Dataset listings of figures
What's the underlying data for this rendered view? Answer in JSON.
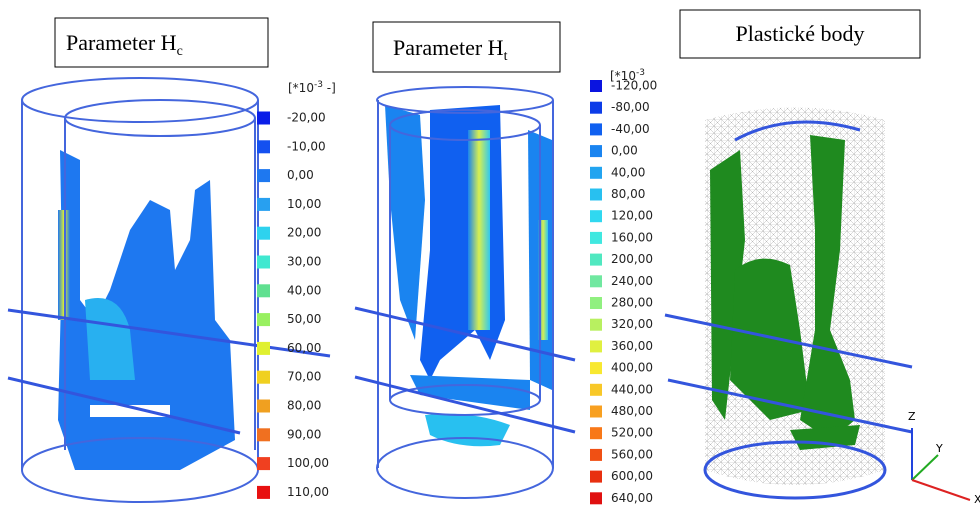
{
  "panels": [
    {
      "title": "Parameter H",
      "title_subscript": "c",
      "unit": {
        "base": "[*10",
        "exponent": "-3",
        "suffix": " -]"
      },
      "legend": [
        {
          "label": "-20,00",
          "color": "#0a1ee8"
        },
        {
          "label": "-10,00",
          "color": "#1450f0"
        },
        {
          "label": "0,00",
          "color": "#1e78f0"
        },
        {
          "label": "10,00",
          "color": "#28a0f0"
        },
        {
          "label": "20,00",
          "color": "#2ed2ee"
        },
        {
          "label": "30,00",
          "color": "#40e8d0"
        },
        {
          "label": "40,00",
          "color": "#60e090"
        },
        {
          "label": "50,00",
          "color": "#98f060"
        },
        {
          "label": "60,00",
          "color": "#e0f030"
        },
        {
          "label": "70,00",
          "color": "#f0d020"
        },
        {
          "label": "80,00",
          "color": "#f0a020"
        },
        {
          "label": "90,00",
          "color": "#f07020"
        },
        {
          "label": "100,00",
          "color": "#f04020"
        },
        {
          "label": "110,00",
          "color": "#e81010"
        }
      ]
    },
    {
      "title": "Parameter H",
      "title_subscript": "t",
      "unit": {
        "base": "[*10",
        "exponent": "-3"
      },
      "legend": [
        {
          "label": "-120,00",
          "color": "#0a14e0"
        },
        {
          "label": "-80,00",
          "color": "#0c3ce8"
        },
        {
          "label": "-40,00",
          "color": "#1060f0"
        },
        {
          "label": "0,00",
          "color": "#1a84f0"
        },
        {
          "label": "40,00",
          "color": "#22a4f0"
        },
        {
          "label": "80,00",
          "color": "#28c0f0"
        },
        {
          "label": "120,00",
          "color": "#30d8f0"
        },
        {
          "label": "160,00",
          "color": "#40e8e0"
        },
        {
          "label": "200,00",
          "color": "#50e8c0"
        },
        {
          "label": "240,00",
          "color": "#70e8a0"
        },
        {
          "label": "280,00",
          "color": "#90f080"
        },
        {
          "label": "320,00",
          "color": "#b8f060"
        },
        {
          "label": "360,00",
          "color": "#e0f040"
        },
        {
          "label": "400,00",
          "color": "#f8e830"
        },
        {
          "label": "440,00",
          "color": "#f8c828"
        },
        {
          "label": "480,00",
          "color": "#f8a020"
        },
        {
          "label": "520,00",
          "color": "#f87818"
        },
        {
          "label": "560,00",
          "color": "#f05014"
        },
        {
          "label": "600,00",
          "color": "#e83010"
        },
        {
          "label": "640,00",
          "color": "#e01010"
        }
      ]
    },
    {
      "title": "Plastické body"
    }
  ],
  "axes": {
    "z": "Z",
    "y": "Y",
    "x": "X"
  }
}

• Task objective: Restate the records above in full, word for word. Keep pictures out.

• Complete answer:
What's the underlying data for this rendered view? Answer in JSON.
{
  "panels": [
    {
      "title": "Parameter H",
      "title_subscript": "c",
      "unit": {
        "base": "[*10",
        "exponent": "-3",
        "suffix": " -]"
      },
      "legend": [
        {
          "label": "-20,00",
          "color": "#0a1ee8"
        },
        {
          "label": "-10,00",
          "color": "#1450f0"
        },
        {
          "label": "0,00",
          "color": "#1e78f0"
        },
        {
          "label": "10,00",
          "color": "#28a0f0"
        },
        {
          "label": "20,00",
          "color": "#2ed2ee"
        },
        {
          "label": "30,00",
          "color": "#40e8d0"
        },
        {
          "label": "40,00",
          "color": "#60e090"
        },
        {
          "label": "50,00",
          "color": "#98f060"
        },
        {
          "label": "60,00",
          "color": "#e0f030"
        },
        {
          "label": "70,00",
          "color": "#f0d020"
        },
        {
          "label": "80,00",
          "color": "#f0a020"
        },
        {
          "label": "90,00",
          "color": "#f07020"
        },
        {
          "label": "100,00",
          "color": "#f04020"
        },
        {
          "label": "110,00",
          "color": "#e81010"
        }
      ]
    },
    {
      "title": "Parameter H",
      "title_subscript": "t",
      "unit": {
        "base": "[*10",
        "exponent": "-3"
      },
      "legend": [
        {
          "label": "-120,00",
          "color": "#0a14e0"
        },
        {
          "label": "-80,00",
          "color": "#0c3ce8"
        },
        {
          "label": "-40,00",
          "color": "#1060f0"
        },
        {
          "label": "0,00",
          "color": "#1a84f0"
        },
        {
          "label": "40,00",
          "color": "#22a4f0"
        },
        {
          "label": "80,00",
          "color": "#28c0f0"
        },
        {
          "label": "120,00",
          "color": "#30d8f0"
        },
        {
          "label": "160,00",
          "color": "#40e8e0"
        },
        {
          "label": "200,00",
          "color": "#50e8c0"
        },
        {
          "label": "240,00",
          "color": "#70e8a0"
        },
        {
          "label": "280,00",
          "color": "#90f080"
        },
        {
          "label": "320,00",
          "color": "#b8f060"
        },
        {
          "label": "360,00",
          "color": "#e0f040"
        },
        {
          "label": "400,00",
          "color": "#f8e830"
        },
        {
          "label": "440,00",
          "color": "#f8c828"
        },
        {
          "label": "480,00",
          "color": "#f8a020"
        },
        {
          "label": "520,00",
          "color": "#f87818"
        },
        {
          "label": "560,00",
          "color": "#f05014"
        },
        {
          "label": "600,00",
          "color": "#e83010"
        },
        {
          "label": "640,00",
          "color": "#e01010"
        }
      ]
    },
    {
      "title": "Plastické body"
    }
  ],
  "axes": {
    "z": "Z",
    "y": "Y",
    "x": "X"
  }
}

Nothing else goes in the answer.